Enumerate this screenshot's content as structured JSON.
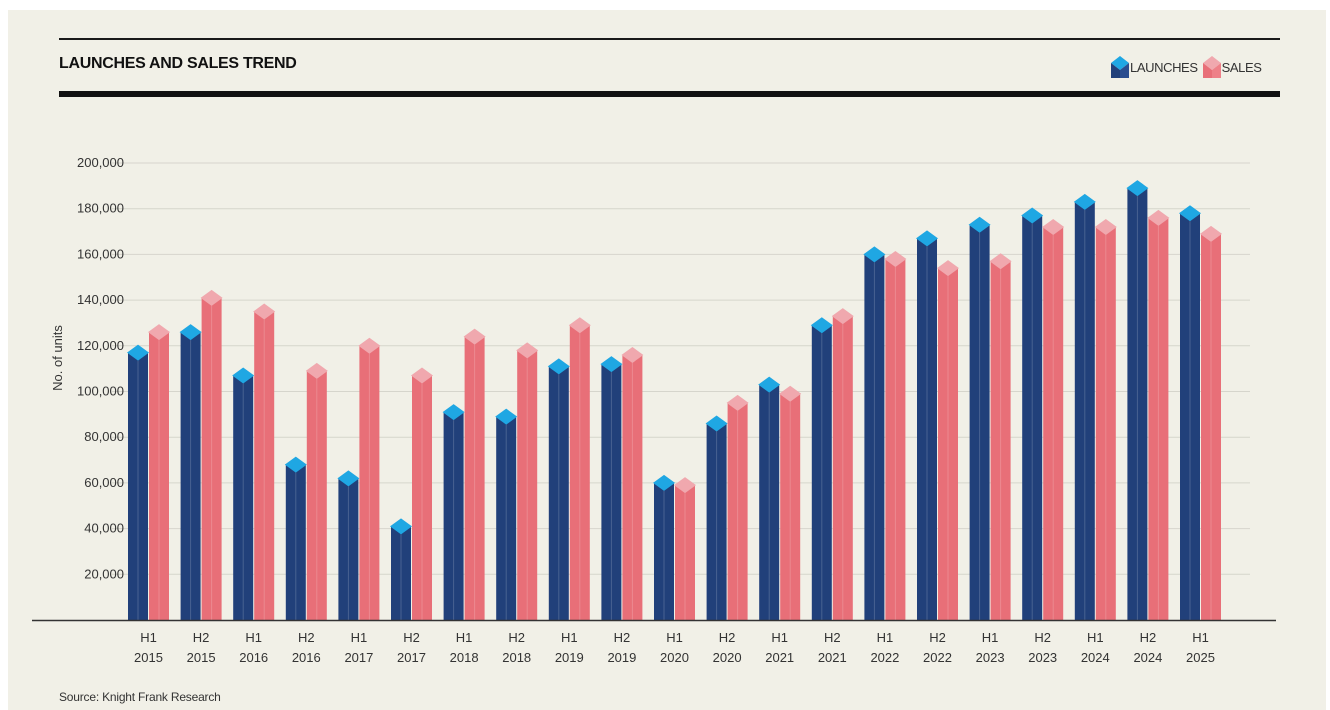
{
  "header": {
    "title": "LAUNCHES AND SALES TREND"
  },
  "legend": {
    "launches_label": "LAUNCHES",
    "sales_label": "SALES"
  },
  "footer": {
    "source": "Source: Knight Frank Research"
  },
  "colors": {
    "launches_body": "#21407a",
    "launches_cap": "#1fa7e3",
    "sales_body": "#e86f78",
    "sales_cap": "#f0a8ae",
    "grid": "#d6d5cc",
    "background": "#f1f0e7"
  },
  "chart_data": {
    "type": "bar",
    "title": "LAUNCHES AND SALES TREND",
    "ylabel": "No. of units",
    "xlabel": "",
    "ylim": [
      0,
      200000
    ],
    "yticks": [
      20000,
      40000,
      60000,
      80000,
      100000,
      120000,
      140000,
      160000,
      180000,
      200000
    ],
    "ytick_labels": [
      "20,000",
      "40,000",
      "60,000",
      "80,000",
      "100,000",
      "120,000",
      "140,000",
      "160,000",
      "180,000",
      "200,000"
    ],
    "grid": true,
    "legend_position": "top-right",
    "categories": [
      [
        "H1",
        "2015"
      ],
      [
        "H2",
        "2015"
      ],
      [
        "H1",
        "2016"
      ],
      [
        "H2",
        "2016"
      ],
      [
        "H1",
        "2017"
      ],
      [
        "H2",
        "2017"
      ],
      [
        "H1",
        "2018"
      ],
      [
        "H2",
        "2018"
      ],
      [
        "H1",
        "2019"
      ],
      [
        "H2",
        "2019"
      ],
      [
        "H1",
        "2020"
      ],
      [
        "H2",
        "2020"
      ],
      [
        "H1",
        "2021"
      ],
      [
        "H2",
        "2021"
      ],
      [
        "H1",
        "2022"
      ],
      [
        "H2",
        "2022"
      ],
      [
        "H1",
        "2023"
      ],
      [
        "H2",
        "2023"
      ],
      [
        "H1",
        "2024"
      ],
      [
        "H2",
        "2024"
      ],
      [
        "H1",
        "2025"
      ]
    ],
    "series": [
      {
        "name": "LAUNCHES",
        "values": [
          117000,
          126000,
          107000,
          68000,
          62000,
          41000,
          91000,
          89000,
          111000,
          112000,
          60000,
          86000,
          103000,
          129000,
          160000,
          167000,
          173000,
          177000,
          183000,
          189000,
          178000
        ]
      },
      {
        "name": "SALES",
        "values": [
          126000,
          141000,
          135000,
          109000,
          120000,
          107000,
          124000,
          118000,
          129000,
          116000,
          59000,
          95000,
          99000,
          133000,
          158000,
          154000,
          157000,
          172000,
          172000,
          176000,
          169000
        ]
      }
    ]
  }
}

- - - - - - -

Set exercise: Show the lines of the material that contain the word "TREND".

Answer to this problem:
    "title": "LAUNCHES AND SALES TREND"
    "title": "LAUNCHES AND SALES TREND",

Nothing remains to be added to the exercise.